> _SOURCE PASSAGE_

**********

17β2-Estradiol modifies diabetic wound healing by decreasing matrix metalloproteinase activity

Postmenopausal women are more susceptible to poor wound healing. This phenomenon can be reversed by estrogen replacement therapy in non-diabetic individuals. Postmenopausal women with type 2 diabetes are more susceptible to wound healing complications, potentially secondary to an estrogen deficiency. Few studies have examined the mechanism of action and effects of estrogens on diabetic wound healing in females. It appears that multiple factors influence delayed wound healing among individuals with diabetes including: an imbalance in cytokines, growth factors, extracellular matrix (ECM) turnover, and oxidant stress (OS). Estrogens have been shown to regulate the expression of genes important for extracellular matrix turnover, including collagen and matrix metalloproteinases (MMP). Methods. For this reason, the effects of 17β2-estradiol (E2) on MMP-2, MMP-13, and MMP-14 and estrogen receptor alpha and beta (ER-α and -β) expression in the wound tissue of estrogen-deficient female mice with established type 2 diabetes mellitus (C57BL/6J-m Leprdb/2+) were studied. Results. Topical E2 upregulates ER in wound tissue thereby improving and accelerating diabetic wound healing in estrogen deficient mice. Conclusion. The mechanism appears to decrease MMP-2, MMP-13, and MMP-14 mediated tissue matrix destruction and increasing collagen content.

**********

> _GIVEN INFORMATION_

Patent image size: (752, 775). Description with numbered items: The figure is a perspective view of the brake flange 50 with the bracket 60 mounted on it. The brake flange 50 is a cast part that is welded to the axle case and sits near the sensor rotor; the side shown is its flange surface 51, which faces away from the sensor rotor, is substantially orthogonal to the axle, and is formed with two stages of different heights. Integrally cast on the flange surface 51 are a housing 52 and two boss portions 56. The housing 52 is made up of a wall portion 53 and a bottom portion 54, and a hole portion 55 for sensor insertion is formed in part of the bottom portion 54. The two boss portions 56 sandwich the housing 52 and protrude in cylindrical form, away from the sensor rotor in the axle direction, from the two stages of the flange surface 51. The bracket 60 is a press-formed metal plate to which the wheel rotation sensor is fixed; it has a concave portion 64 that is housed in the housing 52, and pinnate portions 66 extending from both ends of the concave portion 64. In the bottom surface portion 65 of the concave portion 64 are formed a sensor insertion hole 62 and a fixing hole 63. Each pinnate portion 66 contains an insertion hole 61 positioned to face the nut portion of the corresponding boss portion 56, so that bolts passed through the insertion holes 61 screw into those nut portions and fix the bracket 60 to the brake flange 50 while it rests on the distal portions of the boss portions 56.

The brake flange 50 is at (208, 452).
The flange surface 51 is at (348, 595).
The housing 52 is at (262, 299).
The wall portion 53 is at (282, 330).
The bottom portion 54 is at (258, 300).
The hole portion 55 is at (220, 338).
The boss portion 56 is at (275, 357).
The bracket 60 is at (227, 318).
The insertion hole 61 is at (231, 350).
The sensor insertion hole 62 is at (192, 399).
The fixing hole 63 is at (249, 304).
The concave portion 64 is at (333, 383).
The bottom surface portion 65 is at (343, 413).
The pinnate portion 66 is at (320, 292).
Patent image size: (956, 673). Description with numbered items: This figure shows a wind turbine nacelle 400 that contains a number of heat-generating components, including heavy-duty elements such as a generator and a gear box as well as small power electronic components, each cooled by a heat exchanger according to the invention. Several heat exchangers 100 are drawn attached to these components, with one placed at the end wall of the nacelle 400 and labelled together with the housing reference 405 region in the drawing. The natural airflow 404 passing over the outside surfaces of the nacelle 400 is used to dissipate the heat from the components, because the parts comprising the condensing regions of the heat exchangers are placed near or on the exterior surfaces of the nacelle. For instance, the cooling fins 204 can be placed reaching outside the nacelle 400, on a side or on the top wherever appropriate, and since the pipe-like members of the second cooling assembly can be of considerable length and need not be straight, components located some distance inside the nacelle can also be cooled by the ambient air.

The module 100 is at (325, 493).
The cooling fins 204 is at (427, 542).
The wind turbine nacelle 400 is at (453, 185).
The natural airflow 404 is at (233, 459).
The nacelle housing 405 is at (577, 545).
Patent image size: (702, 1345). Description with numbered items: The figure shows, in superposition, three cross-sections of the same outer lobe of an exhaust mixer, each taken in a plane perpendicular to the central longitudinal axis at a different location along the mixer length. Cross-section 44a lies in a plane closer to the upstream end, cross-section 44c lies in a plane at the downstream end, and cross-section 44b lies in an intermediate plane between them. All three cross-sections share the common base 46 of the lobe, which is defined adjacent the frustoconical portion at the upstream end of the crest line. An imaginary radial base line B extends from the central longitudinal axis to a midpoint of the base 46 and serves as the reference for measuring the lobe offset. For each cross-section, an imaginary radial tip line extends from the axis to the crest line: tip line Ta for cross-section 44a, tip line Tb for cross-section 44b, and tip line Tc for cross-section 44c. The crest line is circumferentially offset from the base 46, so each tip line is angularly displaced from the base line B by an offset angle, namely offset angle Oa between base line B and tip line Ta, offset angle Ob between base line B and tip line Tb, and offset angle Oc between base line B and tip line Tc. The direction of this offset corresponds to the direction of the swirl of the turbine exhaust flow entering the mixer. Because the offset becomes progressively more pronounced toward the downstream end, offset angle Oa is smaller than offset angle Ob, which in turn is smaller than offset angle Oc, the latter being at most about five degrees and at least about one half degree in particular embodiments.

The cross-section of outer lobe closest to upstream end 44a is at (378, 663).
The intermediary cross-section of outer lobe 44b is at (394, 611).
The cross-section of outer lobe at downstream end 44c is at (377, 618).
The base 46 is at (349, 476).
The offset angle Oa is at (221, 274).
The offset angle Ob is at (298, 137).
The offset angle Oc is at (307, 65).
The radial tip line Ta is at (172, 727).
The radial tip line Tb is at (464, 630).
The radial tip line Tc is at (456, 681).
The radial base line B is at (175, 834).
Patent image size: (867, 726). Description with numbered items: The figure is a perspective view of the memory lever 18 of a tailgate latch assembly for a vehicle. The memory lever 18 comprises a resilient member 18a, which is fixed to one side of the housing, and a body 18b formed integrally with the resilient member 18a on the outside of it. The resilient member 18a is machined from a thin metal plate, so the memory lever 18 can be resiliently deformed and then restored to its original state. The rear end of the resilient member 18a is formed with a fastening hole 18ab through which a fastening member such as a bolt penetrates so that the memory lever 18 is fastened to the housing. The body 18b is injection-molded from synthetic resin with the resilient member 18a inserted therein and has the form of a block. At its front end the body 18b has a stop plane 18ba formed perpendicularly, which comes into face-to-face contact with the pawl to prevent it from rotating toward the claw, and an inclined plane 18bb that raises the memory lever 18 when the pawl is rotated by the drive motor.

**********

> _EXERCISE GOAL_
In the abstract on estradiol and diabetic wound healing, which matrix metalloproteinases does the conclusion say are decreased? The records stand apart from the text and have no connection to it.

> _WRITTEN SOLUTION_
MMP-2, MMP-13, and MMP-14.